Prompt. From the listing below, pull out every line where the string "Currencies" appears.

++++++++++++++++++++

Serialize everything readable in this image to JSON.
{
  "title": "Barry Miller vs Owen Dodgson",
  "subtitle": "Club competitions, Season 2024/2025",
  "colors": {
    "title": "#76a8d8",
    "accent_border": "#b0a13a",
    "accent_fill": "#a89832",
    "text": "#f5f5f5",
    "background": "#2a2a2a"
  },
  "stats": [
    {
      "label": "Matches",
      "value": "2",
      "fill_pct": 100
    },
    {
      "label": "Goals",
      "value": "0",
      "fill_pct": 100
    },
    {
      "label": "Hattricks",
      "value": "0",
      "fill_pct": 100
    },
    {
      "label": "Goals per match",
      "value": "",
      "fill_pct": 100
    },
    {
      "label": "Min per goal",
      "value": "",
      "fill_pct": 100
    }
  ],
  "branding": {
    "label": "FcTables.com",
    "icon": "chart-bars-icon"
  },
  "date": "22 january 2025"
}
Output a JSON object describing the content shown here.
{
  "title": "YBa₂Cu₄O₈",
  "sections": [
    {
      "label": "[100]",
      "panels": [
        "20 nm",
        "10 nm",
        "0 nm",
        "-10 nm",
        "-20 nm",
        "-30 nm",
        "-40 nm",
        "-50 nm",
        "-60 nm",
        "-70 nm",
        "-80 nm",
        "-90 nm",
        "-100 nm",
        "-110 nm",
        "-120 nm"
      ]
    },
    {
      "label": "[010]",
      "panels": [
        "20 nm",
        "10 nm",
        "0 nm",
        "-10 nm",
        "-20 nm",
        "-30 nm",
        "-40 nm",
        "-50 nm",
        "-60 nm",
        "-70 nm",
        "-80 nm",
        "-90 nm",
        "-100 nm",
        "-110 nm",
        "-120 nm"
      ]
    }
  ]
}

++++++++++++++++++++

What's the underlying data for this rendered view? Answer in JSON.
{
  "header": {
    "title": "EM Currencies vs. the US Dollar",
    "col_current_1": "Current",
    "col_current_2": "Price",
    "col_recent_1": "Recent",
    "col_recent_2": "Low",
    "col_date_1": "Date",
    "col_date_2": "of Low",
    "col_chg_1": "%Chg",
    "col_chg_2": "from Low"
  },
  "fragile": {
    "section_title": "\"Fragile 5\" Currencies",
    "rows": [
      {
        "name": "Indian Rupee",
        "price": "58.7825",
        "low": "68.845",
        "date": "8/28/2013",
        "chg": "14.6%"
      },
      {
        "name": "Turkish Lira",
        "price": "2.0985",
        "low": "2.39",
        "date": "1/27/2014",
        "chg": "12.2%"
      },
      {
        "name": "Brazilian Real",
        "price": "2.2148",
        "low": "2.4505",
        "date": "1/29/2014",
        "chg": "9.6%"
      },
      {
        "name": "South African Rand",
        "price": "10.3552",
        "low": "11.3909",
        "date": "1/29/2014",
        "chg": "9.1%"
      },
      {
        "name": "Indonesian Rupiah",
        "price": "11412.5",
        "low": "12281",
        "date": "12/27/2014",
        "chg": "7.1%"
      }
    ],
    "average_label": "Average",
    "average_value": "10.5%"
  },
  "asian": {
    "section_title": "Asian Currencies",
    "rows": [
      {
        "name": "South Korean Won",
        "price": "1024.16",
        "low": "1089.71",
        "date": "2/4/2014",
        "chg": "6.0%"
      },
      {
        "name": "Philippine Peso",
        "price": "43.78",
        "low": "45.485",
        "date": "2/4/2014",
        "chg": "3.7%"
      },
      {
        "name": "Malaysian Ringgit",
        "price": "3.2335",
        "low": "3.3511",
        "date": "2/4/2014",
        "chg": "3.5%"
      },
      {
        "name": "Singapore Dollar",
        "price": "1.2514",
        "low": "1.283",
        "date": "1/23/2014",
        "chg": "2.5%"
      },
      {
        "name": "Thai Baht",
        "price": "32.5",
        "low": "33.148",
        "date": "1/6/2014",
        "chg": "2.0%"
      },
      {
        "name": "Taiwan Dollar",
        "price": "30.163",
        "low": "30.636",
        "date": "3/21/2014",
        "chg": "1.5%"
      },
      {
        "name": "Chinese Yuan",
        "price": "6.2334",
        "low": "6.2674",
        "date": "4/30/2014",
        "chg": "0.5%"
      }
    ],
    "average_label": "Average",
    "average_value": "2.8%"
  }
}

++++++++++++++++++++

In response.
    "title": "EM Currencies vs. the US Dollar",
    "section_title": "\"Fragile 5\" Currencies",
    "section_title": "Asian Currencies",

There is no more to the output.